>> begin

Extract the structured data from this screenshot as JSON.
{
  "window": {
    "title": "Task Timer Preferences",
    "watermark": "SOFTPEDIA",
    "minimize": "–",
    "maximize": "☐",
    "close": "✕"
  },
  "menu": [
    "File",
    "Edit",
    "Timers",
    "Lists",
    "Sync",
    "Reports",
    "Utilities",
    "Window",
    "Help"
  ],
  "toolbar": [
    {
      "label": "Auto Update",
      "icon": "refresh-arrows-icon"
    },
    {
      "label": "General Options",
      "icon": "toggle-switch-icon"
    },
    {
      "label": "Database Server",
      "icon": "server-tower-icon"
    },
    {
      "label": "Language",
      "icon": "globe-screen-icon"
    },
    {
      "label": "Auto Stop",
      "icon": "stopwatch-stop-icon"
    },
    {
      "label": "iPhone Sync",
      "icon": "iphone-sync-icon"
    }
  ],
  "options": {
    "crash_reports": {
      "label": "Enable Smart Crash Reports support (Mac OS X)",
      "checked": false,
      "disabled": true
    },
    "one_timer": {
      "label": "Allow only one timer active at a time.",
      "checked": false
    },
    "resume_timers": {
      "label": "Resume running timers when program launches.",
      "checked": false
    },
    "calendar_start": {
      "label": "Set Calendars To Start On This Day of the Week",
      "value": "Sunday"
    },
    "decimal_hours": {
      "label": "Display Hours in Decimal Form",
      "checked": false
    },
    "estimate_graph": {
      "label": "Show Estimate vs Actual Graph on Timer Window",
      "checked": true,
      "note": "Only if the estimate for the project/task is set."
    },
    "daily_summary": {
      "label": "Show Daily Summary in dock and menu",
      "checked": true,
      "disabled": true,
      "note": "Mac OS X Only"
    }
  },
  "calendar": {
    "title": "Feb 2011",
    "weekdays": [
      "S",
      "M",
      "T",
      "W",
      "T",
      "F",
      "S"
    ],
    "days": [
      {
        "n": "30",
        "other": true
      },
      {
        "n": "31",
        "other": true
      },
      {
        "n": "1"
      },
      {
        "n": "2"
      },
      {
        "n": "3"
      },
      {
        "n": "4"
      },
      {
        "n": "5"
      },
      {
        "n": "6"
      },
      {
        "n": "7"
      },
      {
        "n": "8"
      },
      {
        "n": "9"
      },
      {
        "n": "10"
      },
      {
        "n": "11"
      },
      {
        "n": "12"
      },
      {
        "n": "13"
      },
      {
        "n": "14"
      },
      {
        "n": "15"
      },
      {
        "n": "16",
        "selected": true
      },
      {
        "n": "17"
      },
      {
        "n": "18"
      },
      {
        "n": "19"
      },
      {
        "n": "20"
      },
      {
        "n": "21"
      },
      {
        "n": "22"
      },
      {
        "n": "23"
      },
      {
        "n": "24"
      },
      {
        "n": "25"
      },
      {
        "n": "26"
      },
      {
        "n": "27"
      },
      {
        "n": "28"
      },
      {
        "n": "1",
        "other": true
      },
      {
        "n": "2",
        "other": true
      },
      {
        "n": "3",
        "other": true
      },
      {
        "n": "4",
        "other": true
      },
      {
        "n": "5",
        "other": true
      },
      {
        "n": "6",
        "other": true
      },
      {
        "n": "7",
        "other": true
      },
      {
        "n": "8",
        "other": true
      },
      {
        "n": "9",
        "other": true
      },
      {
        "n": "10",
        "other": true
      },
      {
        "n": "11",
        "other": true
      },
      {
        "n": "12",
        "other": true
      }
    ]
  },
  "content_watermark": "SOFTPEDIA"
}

>> end

[Brief]
Your task is to return the full listing exactly as it was given.

[Output for this exercise]
Extract the structured data from this screenshot as JSON.
{
  "window": {
    "title": "Task Timer Preferences",
    "watermark": "SOFTPEDIA",
    "minimize": "–",
    "maximize": "☐",
    "close": "✕"
  },
  "menu": [
    "File",
    "Edit",
    "Timers",
    "Lists",
    "Sync",
    "Reports",
    "Utilities",
    "Window",
    "Help"
  ],
  "toolbar": [
    {
      "label": "Auto Update",
      "icon": "refresh-arrows-icon"
    },
    {
      "label": "General Options",
      "icon": "toggle-switch-icon"
    },
    {
      "label": "Database Server",
      "icon": "server-tower-icon"
    },
    {
      "label": "Language",
      "icon": "globe-screen-icon"
    },
    {
      "label": "Auto Stop",
      "icon": "stopwatch-stop-icon"
    },
    {
      "label": "iPhone Sync",
      "icon": "iphone-sync-icon"
    }
  ],
  "options": {
    "crash_reports": {
      "label": "Enable Smart Crash Reports support (Mac OS X)",
      "checked": false,
      "disabled": true
    },
    "one_timer": {
      "label": "Allow only one timer active at a time.",
      "checked": false
    },
    "resume_timers": {
      "label": "Resume running timers when program launches.",
      "checked": false
    },
    "calendar_start": {
      "label": "Set Calendars To Start On This Day of the Week",
      "value": "Sunday"
    },
    "decimal_hours": {
      "label": "Display Hours in Decimal Form",
      "checked": false
    },
    "estimate_graph": {
      "label": "Show Estimate vs Actual Graph on Timer Window",
      "checked": true,
      "note": "Only if the estimate for the project/task is set."
    },
    "daily_summary": {
      "label": "Show Daily Summary in dock and menu",
      "checked": true,
      "disabled": true,
      "note": "Mac OS X Only"
    }
  },
  "calendar": {
    "title": "Feb 2011",
    "weekdays": [
      "S",
      "M",
      "T",
      "W",
      "T",
      "F",
      "S"
    ],
    "days": [
      {
        "n": "30",
        "other": true
      },
      {
        "n": "31",
        "other": true
      },
      {
        "n": "1"
      },
      {
        "n": "2"
      },
      {
        "n": "3"
      },
      {
        "n": "4"
      },
      {
        "n": "5"
      },
      {
        "n": "6"
      },
      {
        "n": "7"
      },
      {
        "n": "8"
      },
      {
        "n": "9"
      },
      {
        "n": "10"
      },
      {
        "n": "11"
      },
      {
        "n": "12"
      },
      {
        "n": "13"
      },
      {
        "n": "14"
      },
      {
        "n": "15"
      },
      {
        "n": "16",
        "selected": true
      },
      {
        "n": "17"
      },
      {
        "n": "18"
      },
      {
        "n": "19"
      },
      {
        "n": "20"
      },
      {
        "n": "21"
      },
      {
        "n": "22"
      },
      {
        "n": "23"
      },
      {
        "n": "24"
      },
      {
        "n": "25"
      },
      {
        "n": "26"
      },
      {
        "n": "27"
      },
      {
        "n": "28"
      },
      {
        "n": "1",
        "other": true
      },
      {
        "n": "2",
        "other": true
      },
      {
        "n": "3",
        "other": true
      },
      {
        "n": "4",
        "other": true
      },
      {
        "n": "5",
        "other": true
      },
      {
        "n": "6",
        "other": true
      },
      {
        "n": "7",
        "other": true
      },
      {
        "n": "8",
        "other": true
      },
      {
        "n": "9",
        "other": true
      },
      {
        "n": "10",
        "other": true
      },
      {
        "n": "11",
        "other": true
      },
      {
        "n": "12",
        "other": true
      }
    ]
  },
  "content_watermark": "SOFTPEDIA"
}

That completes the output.